§ GIVEN REQUEST
Rewrite the lines of the entries below as a numbered list, leaving out blank lines and any pictures.

[DATA EXTRACT start]

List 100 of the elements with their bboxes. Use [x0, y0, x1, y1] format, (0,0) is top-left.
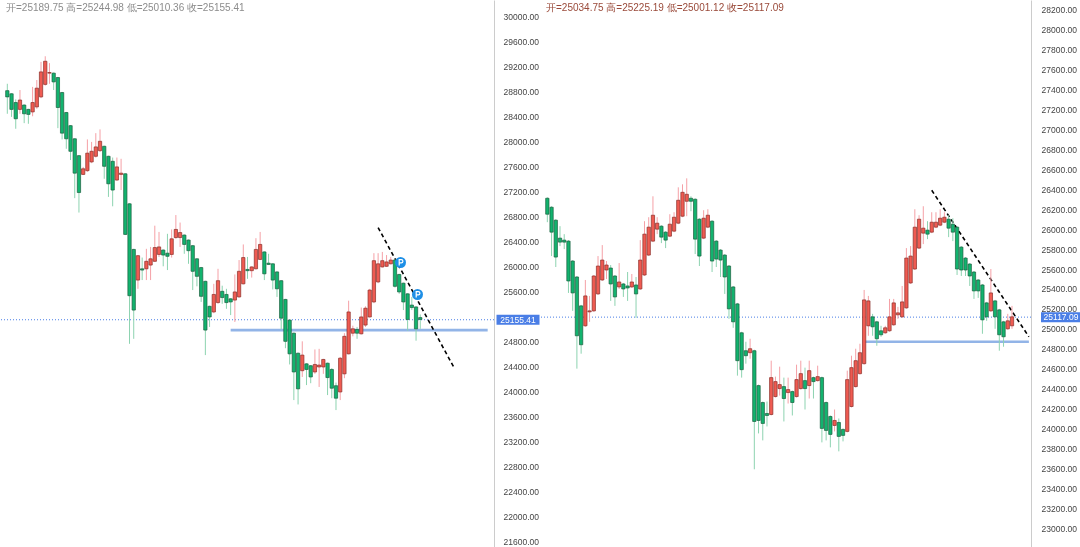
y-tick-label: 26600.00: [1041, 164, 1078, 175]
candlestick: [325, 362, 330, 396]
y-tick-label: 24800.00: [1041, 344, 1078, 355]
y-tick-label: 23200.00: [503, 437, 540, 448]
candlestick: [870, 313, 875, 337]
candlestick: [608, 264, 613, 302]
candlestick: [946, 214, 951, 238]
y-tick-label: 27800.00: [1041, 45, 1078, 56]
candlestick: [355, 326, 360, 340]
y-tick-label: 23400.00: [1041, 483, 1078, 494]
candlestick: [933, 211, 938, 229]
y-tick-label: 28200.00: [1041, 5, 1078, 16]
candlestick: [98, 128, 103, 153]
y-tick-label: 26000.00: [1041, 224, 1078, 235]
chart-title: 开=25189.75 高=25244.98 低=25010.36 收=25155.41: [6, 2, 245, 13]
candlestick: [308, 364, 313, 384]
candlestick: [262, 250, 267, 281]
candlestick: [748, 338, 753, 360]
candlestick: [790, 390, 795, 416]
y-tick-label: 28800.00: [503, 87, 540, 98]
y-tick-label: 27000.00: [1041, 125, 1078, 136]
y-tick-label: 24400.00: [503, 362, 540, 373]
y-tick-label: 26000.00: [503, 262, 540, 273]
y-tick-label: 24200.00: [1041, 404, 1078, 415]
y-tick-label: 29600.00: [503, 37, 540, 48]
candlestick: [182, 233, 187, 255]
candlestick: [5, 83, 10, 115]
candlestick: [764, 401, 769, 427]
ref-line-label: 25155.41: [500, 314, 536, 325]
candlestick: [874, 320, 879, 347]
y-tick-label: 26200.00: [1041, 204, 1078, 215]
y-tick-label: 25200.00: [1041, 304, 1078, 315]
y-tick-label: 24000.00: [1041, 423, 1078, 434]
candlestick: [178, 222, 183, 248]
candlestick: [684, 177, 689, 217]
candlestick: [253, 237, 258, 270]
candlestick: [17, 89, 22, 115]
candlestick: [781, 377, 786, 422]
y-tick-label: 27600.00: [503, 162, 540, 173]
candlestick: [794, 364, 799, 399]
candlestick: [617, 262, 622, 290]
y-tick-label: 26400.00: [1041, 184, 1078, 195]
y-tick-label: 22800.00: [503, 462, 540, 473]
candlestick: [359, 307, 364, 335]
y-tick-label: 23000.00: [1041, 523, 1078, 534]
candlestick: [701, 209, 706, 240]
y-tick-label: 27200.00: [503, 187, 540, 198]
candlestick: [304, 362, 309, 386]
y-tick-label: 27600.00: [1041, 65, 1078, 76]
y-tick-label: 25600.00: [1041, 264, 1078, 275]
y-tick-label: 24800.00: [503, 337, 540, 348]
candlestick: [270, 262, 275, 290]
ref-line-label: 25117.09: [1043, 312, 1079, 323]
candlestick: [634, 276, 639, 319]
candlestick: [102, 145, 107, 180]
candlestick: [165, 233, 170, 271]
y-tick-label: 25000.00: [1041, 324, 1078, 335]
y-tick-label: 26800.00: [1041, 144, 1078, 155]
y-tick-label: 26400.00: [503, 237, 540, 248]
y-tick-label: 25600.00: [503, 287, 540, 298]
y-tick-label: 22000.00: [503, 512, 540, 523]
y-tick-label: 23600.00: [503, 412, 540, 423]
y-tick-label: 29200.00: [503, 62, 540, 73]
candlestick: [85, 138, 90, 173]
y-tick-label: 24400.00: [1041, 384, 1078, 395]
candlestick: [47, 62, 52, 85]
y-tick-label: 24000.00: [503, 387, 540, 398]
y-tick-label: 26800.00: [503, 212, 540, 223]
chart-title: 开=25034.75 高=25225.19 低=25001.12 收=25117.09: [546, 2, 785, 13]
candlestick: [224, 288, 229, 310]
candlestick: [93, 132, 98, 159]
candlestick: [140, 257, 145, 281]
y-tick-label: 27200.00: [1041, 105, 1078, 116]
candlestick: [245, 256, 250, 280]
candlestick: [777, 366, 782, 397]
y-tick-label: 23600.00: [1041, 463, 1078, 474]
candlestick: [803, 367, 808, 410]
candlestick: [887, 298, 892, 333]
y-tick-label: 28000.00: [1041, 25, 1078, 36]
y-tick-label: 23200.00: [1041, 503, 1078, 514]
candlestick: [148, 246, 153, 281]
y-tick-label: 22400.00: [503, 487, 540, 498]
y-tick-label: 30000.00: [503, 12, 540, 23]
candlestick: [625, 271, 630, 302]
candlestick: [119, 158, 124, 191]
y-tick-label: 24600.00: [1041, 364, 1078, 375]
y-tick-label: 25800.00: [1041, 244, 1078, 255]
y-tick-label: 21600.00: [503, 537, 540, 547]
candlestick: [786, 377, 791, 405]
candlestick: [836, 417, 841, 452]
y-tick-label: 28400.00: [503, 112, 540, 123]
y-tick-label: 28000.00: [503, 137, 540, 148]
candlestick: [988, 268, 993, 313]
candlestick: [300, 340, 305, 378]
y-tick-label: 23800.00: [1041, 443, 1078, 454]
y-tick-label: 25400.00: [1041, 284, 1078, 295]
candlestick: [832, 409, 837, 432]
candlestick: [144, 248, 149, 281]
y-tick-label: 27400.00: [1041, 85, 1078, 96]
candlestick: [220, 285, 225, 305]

[DATA EXTRACT end]

§ SOLUTION FOR THIS PROBLEM
1. List 100 of the elements with their bboxes. Use [x0, y0, x1, y1] format, (0,0) is top-left.
2. y-tick-label: 26600.00: [1041, 164, 1078, 175]
3. candlestick: [325, 362, 330, 396]
4. y-tick-label: 24800.00: [1041, 344, 1078, 355]
5. y-tick-label: 23200.00: [503, 437, 540, 448]
6. candlestick: [870, 313, 875, 337]
7. candlestick: [608, 264, 613, 302]
8. candlestick: [946, 214, 951, 238]
9. y-tick-label: 27800.00: [1041, 45, 1078, 56]
10. candlestick: [355, 326, 360, 340]
11. y-tick-label: 23400.00: [1041, 483, 1078, 494]
12. candlestick: [933, 211, 938, 229]
13. y-tick-label: 28200.00: [1041, 5, 1078, 16]
14. candlestick: [98, 128, 103, 153]
15. y-tick-label: 26000.00: [1041, 224, 1078, 235]
16. chart-title: 开=25189.75 高=25244.98 低=25010.36 收=25155.41: [6, 2, 245, 13]
17. candlestick: [308, 364, 313, 384]
18. candlestick: [262, 250, 267, 281]
19. candlestick: [748, 338, 753, 360]
20. candlestick: [790, 390, 795, 416]
21. y-tick-label: 28800.00: [503, 87, 540, 98]
22. y-tick-label: 27000.00: [1041, 125, 1078, 136]
23. y-tick-label: 24400.00: [503, 362, 540, 373]
24. y-tick-label: 26000.00: [503, 262, 540, 273]
25. y-tick-label: 24200.00: [1041, 404, 1078, 415]
26. y-tick-label: 29600.00: [503, 37, 540, 48]
27. candlestick: [182, 233, 187, 255]
28. candlestick: [5, 83, 10, 115]
29. candlestick: [764, 401, 769, 427]
30. ref-line-label: 25155.41: [500, 314, 536, 325]
31. candlestick: [874, 320, 879, 347]
32. y-tick-label: 26200.00: [1041, 204, 1078, 215]
33. y-tick-label: 25200.00: [1041, 304, 1078, 315]
34. y-tick-label: 24000.00: [1041, 423, 1078, 434]
35. candlestick: [178, 222, 183, 248]
36. candlestick: [684, 177, 689, 217]
37. candlestick: [253, 237, 258, 270]
38. candlestick: [17, 89, 22, 115]
39. candlestick: [781, 377, 786, 422]
40. y-tick-label: 27600.00: [503, 162, 540, 173]
41. candlestick: [794, 364, 799, 399]
42. candlestick: [617, 262, 622, 290]
43. y-tick-label: 26400.00: [1041, 184, 1078, 195]
44. y-tick-label: 22800.00: [503, 462, 540, 473]
45. candlestick: [359, 307, 364, 335]
46. y-tick-label: 23000.00: [1041, 523, 1078, 534]
47. candlestick: [701, 209, 706, 240]
48. y-tick-label: 27200.00: [503, 187, 540, 198]
49. candlestick: [304, 362, 309, 386]
50. y-tick-label: 27600.00: [1041, 65, 1078, 76]
51. y-tick-label: 25600.00: [1041, 264, 1078, 275]
52. y-tick-label: 24800.00: [503, 337, 540, 348]
53. candlestick: [270, 262, 275, 290]
54. ref-line-label: 25117.09: [1043, 312, 1079, 323]
55. candlestick: [634, 276, 639, 319]
56. candlestick: [102, 145, 107, 180]
57. candlestick: [165, 233, 170, 271]
58. y-tick-label: 25000.00: [1041, 324, 1078, 335]
59. y-tick-label: 26800.00: [1041, 144, 1078, 155]
60. y-tick-label: 26400.00: [503, 237, 540, 248]
61. y-tick-label: 25600.00: [503, 287, 540, 298]
62. y-tick-label: 22000.00: [503, 512, 540, 523]
63. y-tick-label: 23600.00: [503, 412, 540, 423]
64. y-tick-label: 29200.00: [503, 62, 540, 73]
65. candlestick: [85, 138, 90, 173]
66. y-tick-label: 24400.00: [1041, 384, 1078, 395]
67. candlestick: [47, 62, 52, 85]
68. y-tick-label: 24000.00: [503, 387, 540, 398]
69. y-tick-label: 26800.00: [503, 212, 540, 223]
70. chart-title: 开=25034.75 高=25225.19 低=25001.12 收=25117.09: [546, 2, 785, 13]
71. candlestick: [224, 288, 229, 310]
72. candlestick: [93, 132, 98, 159]
73. candlestick: [140, 257, 145, 281]
74. y-tick-label: 27200.00: [1041, 105, 1078, 116]
75. candlestick: [245, 256, 250, 280]
76. candlestick: [777, 366, 782, 397]
77. y-tick-label: 23600.00: [1041, 463, 1078, 474]
78. candlestick: [803, 367, 808, 410]
79. candlestick: [887, 298, 892, 333]
80. y-tick-label: 28000.00: [1041, 25, 1078, 36]
81. y-tick-label: 23200.00: [1041, 503, 1078, 514]
82. candlestick: [148, 246, 153, 281]
83. y-tick-label: 22400.00: [503, 487, 540, 498]
84. y-tick-label: 30000.00: [503, 12, 540, 23]
85. candlestick: [625, 271, 630, 302]
86. candlestick: [119, 158, 124, 191]
87. y-tick-label: 24600.00: [1041, 364, 1078, 375]
88. y-tick-label: 25800.00: [1041, 244, 1078, 255]
89. y-tick-label: 21600.00: [503, 537, 540, 547]
90. candlestick: [786, 377, 791, 405]
91. candlestick: [836, 417, 841, 452]
92. y-tick-label: 28400.00: [503, 112, 540, 123]
93. y-tick-label: 28000.00: [503, 137, 540, 148]
94. candlestick: [988, 268, 993, 313]
95. candlestick: [300, 340, 305, 378]
96. y-tick-label: 23800.00: [1041, 443, 1078, 454]
97. y-tick-label: 25400.00: [1041, 284, 1078, 295]
98. candlestick: [832, 409, 837, 432]
99. candlestick: [144, 248, 149, 281]
100. y-tick-label: 27400.00: [1041, 85, 1078, 96]
101. candlestick: [220, 285, 225, 305]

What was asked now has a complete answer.